# Given problem
Scan the records below for lines with the word "JSON", then state how many you find and nothing else.

# Record list
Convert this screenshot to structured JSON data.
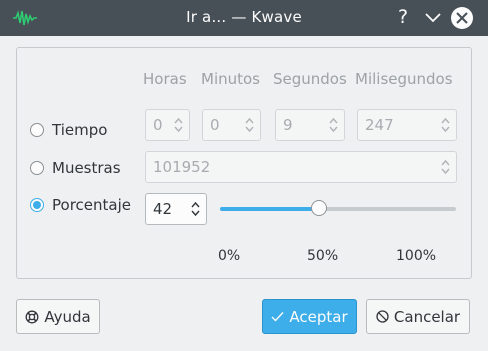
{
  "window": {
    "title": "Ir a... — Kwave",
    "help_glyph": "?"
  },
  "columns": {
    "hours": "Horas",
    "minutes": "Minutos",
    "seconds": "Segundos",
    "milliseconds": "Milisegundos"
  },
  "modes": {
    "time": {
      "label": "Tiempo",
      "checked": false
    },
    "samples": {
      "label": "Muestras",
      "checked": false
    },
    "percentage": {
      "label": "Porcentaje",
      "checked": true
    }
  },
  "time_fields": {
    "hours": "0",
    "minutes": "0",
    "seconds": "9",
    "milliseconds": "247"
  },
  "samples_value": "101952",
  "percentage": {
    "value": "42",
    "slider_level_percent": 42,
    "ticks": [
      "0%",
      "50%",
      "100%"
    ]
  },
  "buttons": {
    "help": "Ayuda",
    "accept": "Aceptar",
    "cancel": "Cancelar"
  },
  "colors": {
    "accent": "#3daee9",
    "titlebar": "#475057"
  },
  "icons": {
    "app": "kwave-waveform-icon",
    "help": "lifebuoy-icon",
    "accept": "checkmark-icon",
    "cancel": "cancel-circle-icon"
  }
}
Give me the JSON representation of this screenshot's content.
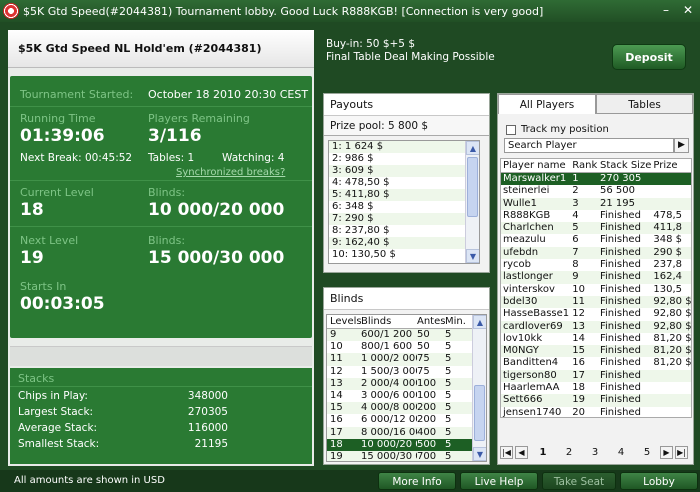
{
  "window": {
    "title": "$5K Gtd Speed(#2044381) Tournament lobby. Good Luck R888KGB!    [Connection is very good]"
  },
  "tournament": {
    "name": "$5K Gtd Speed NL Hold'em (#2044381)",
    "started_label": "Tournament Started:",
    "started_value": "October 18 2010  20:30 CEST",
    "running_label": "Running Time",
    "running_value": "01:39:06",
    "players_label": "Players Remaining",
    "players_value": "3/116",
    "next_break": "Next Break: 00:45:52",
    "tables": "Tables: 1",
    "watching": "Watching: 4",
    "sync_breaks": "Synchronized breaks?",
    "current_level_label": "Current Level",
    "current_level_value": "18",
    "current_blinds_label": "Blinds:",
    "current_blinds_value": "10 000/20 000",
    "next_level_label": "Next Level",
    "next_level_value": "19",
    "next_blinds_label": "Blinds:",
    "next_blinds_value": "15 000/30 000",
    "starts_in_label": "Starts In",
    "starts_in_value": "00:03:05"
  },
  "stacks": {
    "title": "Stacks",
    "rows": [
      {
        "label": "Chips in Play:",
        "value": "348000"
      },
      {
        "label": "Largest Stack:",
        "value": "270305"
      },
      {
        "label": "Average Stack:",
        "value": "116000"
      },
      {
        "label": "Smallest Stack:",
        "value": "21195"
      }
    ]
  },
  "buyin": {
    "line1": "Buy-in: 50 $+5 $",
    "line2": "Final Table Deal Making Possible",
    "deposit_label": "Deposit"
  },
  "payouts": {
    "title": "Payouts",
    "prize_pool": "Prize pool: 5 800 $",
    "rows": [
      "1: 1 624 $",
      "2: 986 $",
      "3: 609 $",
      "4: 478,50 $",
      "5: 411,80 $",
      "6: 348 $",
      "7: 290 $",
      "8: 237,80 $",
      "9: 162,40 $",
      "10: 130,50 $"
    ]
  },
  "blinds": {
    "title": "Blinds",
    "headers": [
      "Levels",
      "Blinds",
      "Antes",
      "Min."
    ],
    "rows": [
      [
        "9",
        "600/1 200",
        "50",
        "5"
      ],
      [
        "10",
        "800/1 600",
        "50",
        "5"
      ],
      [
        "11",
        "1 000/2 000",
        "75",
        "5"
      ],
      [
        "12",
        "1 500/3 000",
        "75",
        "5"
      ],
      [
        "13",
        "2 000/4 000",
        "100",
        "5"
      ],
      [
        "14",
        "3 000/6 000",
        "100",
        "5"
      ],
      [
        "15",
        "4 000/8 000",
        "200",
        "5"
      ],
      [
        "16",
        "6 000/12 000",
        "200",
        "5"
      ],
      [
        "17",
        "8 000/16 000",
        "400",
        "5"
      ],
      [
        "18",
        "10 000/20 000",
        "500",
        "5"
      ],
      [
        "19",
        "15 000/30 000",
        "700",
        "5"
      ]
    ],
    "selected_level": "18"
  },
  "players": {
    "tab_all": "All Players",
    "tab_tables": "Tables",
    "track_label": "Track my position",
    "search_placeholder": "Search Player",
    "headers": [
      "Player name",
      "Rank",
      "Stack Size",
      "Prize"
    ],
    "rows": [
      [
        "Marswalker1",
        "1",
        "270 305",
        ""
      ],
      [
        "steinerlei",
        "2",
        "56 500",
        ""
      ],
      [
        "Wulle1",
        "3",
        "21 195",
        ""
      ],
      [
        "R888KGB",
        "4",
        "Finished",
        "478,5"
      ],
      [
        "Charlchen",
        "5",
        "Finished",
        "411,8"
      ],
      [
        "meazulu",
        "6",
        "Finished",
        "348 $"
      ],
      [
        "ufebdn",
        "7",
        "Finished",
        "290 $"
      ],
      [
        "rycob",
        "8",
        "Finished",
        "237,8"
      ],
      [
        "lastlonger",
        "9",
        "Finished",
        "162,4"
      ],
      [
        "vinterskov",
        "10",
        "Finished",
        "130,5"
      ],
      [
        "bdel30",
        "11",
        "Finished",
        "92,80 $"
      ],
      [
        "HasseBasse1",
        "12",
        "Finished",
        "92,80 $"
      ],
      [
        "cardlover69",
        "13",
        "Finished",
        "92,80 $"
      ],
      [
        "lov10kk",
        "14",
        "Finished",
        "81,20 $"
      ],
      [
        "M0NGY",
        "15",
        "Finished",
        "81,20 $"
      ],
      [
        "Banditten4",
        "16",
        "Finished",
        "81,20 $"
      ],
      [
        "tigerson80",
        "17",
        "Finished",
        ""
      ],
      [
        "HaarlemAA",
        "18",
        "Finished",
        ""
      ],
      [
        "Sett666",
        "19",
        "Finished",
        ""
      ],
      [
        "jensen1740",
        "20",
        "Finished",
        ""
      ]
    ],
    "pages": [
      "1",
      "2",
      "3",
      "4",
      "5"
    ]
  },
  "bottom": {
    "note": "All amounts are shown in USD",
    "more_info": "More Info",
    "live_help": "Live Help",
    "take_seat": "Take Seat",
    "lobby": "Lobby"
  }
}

# Result of the exercise
2